# START OF Stored records

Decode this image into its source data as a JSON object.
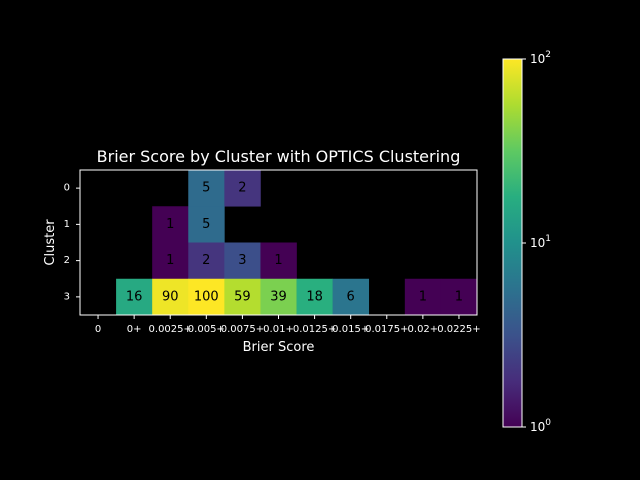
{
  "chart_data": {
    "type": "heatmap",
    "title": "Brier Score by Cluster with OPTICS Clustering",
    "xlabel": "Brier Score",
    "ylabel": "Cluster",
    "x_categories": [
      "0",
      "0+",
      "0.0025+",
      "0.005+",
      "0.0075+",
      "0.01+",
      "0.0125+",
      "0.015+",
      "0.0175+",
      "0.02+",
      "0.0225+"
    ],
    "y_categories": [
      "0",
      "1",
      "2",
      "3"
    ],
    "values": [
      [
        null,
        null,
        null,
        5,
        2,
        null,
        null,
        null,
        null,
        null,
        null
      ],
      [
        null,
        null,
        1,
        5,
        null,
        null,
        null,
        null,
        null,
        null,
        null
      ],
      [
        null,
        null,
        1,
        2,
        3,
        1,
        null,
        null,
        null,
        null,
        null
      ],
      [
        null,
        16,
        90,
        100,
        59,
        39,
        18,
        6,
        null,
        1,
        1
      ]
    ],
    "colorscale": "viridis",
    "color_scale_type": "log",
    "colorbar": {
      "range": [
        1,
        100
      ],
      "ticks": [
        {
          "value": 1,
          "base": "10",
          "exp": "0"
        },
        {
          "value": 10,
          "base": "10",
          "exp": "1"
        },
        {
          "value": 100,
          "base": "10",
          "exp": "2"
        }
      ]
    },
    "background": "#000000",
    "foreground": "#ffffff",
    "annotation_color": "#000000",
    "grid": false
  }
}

# END OF Stored records

> Task directions: Identify and copy lines that hold the string "Cluster".

> Task solution:
    "title": "Brier Score by Cluster with OPTICS Clustering",
    "ylabel": "Cluster",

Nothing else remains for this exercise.